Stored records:
****
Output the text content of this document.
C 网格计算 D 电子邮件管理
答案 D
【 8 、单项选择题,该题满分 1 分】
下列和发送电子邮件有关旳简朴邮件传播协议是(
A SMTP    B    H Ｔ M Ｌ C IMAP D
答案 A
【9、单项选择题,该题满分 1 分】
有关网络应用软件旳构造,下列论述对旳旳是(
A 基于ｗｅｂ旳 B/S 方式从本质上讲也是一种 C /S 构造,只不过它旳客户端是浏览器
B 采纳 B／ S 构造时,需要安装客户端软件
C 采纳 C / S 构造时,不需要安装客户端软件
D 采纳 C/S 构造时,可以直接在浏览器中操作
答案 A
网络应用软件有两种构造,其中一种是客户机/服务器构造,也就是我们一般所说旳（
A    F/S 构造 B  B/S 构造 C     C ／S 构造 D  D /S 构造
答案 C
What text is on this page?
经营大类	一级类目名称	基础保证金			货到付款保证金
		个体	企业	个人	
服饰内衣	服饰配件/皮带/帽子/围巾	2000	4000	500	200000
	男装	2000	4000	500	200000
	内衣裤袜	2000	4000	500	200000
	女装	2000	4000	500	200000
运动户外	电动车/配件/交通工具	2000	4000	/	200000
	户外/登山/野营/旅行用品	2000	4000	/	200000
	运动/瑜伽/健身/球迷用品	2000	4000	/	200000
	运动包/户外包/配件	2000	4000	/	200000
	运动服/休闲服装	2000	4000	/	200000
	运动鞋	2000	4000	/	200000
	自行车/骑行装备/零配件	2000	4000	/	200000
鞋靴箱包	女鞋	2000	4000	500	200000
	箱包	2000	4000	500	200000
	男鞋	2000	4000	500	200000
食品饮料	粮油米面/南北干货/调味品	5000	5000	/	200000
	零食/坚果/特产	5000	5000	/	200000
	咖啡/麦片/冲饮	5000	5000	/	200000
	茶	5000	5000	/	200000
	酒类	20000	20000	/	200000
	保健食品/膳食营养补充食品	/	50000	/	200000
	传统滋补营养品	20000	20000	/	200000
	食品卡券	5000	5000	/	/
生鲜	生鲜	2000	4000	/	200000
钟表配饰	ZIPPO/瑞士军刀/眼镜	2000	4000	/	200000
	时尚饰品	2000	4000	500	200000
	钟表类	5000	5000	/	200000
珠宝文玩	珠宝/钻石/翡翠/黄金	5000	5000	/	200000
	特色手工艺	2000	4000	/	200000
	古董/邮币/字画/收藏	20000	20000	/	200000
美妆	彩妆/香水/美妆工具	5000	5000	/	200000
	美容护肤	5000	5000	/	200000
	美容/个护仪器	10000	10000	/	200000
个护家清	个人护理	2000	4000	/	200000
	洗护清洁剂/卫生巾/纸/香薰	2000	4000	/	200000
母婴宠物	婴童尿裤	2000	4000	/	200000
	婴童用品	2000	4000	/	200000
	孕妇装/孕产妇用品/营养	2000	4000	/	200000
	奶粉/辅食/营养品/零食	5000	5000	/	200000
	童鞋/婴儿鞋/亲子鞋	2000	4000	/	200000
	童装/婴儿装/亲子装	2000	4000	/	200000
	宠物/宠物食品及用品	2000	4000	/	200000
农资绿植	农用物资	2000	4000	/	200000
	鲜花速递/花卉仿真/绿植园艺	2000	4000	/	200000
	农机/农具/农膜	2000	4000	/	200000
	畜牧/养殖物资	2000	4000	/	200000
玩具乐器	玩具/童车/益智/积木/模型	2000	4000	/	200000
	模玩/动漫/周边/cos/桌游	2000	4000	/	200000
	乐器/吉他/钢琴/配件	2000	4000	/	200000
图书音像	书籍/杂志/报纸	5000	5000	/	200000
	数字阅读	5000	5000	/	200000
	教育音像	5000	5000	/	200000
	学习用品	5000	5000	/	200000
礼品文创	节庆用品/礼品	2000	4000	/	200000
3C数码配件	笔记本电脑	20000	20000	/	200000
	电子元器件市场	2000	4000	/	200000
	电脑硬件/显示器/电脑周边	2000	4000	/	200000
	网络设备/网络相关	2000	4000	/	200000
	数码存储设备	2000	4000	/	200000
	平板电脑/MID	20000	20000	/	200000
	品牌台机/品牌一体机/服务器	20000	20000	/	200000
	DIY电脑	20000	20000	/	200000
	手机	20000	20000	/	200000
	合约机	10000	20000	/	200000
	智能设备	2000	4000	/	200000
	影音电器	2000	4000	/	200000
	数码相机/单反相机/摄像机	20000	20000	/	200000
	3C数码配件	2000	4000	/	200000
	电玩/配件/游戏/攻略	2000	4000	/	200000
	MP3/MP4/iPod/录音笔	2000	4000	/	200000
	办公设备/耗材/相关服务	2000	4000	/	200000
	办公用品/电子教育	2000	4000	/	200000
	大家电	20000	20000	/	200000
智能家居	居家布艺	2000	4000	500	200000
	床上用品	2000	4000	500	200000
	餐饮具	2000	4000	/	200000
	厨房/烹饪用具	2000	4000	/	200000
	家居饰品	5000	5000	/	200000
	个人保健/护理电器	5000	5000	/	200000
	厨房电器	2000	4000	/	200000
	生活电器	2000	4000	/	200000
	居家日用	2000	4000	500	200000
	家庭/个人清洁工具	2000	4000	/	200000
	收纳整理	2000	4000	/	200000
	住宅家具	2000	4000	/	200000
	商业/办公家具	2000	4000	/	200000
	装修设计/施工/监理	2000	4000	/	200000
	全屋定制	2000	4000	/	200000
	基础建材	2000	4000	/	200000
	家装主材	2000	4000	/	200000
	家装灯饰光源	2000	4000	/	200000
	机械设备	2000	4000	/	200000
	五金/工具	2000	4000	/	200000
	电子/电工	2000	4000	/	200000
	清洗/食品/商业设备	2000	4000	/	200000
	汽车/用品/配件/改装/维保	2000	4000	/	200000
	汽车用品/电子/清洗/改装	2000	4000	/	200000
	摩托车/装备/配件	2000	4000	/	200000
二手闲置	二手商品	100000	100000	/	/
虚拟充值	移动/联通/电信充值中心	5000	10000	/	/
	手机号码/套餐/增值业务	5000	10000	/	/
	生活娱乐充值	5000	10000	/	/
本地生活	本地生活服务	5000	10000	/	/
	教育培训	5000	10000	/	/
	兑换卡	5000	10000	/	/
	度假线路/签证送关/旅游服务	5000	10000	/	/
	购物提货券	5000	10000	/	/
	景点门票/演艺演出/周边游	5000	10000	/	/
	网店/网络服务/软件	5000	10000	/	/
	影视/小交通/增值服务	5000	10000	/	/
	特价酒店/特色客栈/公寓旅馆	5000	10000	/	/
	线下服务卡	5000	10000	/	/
****
WHAT TO WORK ON:
Look through the data above. Copy every line with the string "this" in it.

EXERCISE SOLUTION:
Output the text content of this document.
What text is on this page?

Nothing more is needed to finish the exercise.